SET EXERCISE: Lines containing "Output" are to be counted. Give the number and nothing more.

(Data entries)
.....
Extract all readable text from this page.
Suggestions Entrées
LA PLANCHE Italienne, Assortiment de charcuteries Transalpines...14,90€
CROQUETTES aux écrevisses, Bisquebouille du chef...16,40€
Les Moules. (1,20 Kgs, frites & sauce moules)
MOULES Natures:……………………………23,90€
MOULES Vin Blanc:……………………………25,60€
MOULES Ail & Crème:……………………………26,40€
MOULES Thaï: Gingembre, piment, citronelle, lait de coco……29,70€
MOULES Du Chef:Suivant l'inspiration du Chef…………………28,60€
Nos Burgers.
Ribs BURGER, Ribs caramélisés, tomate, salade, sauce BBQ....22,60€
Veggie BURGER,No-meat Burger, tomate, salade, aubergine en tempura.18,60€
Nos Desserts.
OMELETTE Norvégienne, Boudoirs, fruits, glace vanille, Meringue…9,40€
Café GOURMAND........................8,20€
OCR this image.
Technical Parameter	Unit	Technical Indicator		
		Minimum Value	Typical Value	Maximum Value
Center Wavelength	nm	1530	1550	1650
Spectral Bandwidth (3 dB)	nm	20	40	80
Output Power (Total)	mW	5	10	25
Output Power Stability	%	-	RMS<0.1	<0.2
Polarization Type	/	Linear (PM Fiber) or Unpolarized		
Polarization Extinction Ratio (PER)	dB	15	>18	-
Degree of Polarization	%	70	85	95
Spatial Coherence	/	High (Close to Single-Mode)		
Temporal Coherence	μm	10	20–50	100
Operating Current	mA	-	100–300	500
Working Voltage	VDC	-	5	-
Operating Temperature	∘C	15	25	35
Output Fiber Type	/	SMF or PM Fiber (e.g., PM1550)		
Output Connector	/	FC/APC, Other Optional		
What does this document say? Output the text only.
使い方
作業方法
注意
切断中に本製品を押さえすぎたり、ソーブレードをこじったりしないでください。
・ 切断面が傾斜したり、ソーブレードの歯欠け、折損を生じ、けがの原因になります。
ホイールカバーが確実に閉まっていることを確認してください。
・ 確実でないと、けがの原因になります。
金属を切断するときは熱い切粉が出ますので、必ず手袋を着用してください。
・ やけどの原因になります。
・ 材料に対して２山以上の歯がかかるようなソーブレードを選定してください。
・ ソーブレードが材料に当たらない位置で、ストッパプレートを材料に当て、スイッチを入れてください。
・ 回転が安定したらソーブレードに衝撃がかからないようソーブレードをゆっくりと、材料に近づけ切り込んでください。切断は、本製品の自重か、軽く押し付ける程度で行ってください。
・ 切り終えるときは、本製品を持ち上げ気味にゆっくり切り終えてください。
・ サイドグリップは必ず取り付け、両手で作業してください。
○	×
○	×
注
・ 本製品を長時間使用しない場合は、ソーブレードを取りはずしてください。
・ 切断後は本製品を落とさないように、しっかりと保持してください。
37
.....
SOLUTION BELOW: 5